— begin —

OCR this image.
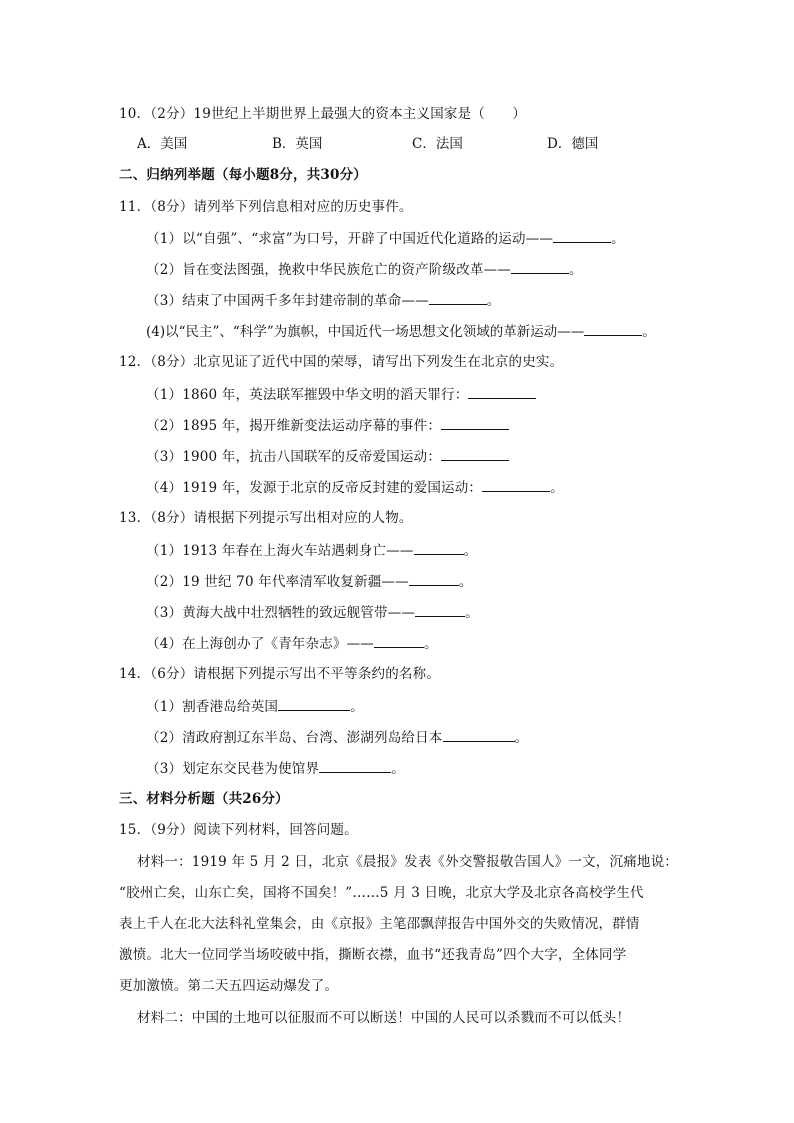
10．（2分）19世纪上半期世界上最强大的资本主义国家是（　　）
A．美国	B．英国	C．法国	D．德国
二、归纳列举题（每小题8分，共30分）
11．（8分）请列举下列信息相对应的历史事件。
（1）以“自强”、“求富”为口号，开辟了中国近代化道路的运动——	。
（2）旨在变法图强，挽救中华民族危亡的资产阶级改革——	。
（3）结束了中国两千多年封建帝制的革命——	。
(4)以“民主”、“科学”为旗帜，中国近代一场思想文化领域的革新运动——	。
12．（8分）北京见证了近代中国的荣辱，请写出下列发生在北京的史实。
（1）1860 年，英法联军摧毁中华文明的滔天罪行：
（2）1895 年，揭开维新变法运动序幕的事件：
（3）1900 年，抗击八国联军的反帝爱国运动：
（4）1919 年，发源于北京的反帝反封建的爱国运动：	。
13．（8分）请根据下列提示写出相对应的人物。
（1）1913 年春在上海火车站遇刺身亡——	。
（2）19 世纪 70 年代率清军收复新疆——	。
（3）黄海大战中壮烈牺牲的致远舰管带——	。
（4）在上海创办了《青年杂志》——	。
14．（6分）请根据下列提示写出不平等条约的名称。
（1）割香港岛给英国	。
（2）清政府割辽东半岛、台湾、澎湖列岛给日本	。
（3）划定东交民巷为使馆界	。
三、材料分析题（共26分）
15．（9分）阅读下列材料，回答问题。
材料一：1919 年 5 月 2 日，北京《晨报》发表《外交警报敬告国人》一文，沉痛地说：
“胶州亡矣，山东亡矣，国将不国矣！”……5 月 3 日晚，北京大学及北京各高校学生代
表上千人在北大法科礼堂集会，由《京报》主笔邵飘萍报告中国外交的失败情况，群情
激愤。北大一位同学当场咬破中指，撕断衣襟，血书“还我青岛”四个大字，全体同学
更加激愤。第二天五四运动爆发了。
材料二：中国的土地可以征服而不可以断送！中国的人民可以杀戮而不可以低头！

— end —

Except for the pictures, reproduce every line exactly.

Task response:
OCR this image.
10．（2分）19世纪上半期世界上最强大的资本主义国家是（　　）
A．美国	B．英国	C．法国	D．德国
二、归纳列举题（每小题8分，共30分）
11．（8分）请列举下列信息相对应的历史事件。
（1）以“自强”、“求富”为口号，开辟了中国近代化道路的运动——	。
（2）旨在变法图强，挽救中华民族危亡的资产阶级改革——	。
（3）结束了中国两千多年封建帝制的革命——	。
(4)以“民主”、“科学”为旗帜，中国近代一场思想文化领域的革新运动——	。
12．（8分）北京见证了近代中国的荣辱，请写出下列发生在北京的史实。
（1）1860 年，英法联军摧毁中华文明的滔天罪行：
（2）1895 年，揭开维新变法运动序幕的事件：
（3）1900 年，抗击八国联军的反帝爱国运动：
（4）1919 年，发源于北京的反帝反封建的爱国运动：	。
13．（8分）请根据下列提示写出相对应的人物。
（1）1913 年春在上海火车站遇刺身亡——	。
（2）19 世纪 70 年代率清军收复新疆——	。
（3）黄海大战中壮烈牺牲的致远舰管带——	。
（4）在上海创办了《青年杂志》——	。
14．（6分）请根据下列提示写出不平等条约的名称。
（1）割香港岛给英国	。
（2）清政府割辽东半岛、台湾、澎湖列岛给日本	。
（3）划定东交民巷为使馆界	。
三、材料分析题（共26分）
15．（9分）阅读下列材料，回答问题。
材料一：1919 年 5 月 2 日，北京《晨报》发表《外交警报敬告国人》一文，沉痛地说：
“胶州亡矣，山东亡矣，国将不国矣！”……5 月 3 日晚，北京大学及北京各高校学生代
表上千人在北大法科礼堂集会，由《京报》主笔邵飘萍报告中国外交的失败情况，群情
激愤。北大一位同学当场咬破中指，撕断衣襟，血书“还我青岛”四个大字，全体同学
更加激愤。第二天五四运动爆发了。
材料二：中国的土地可以征服而不可以断送！中国的人民可以杀戮而不可以低头！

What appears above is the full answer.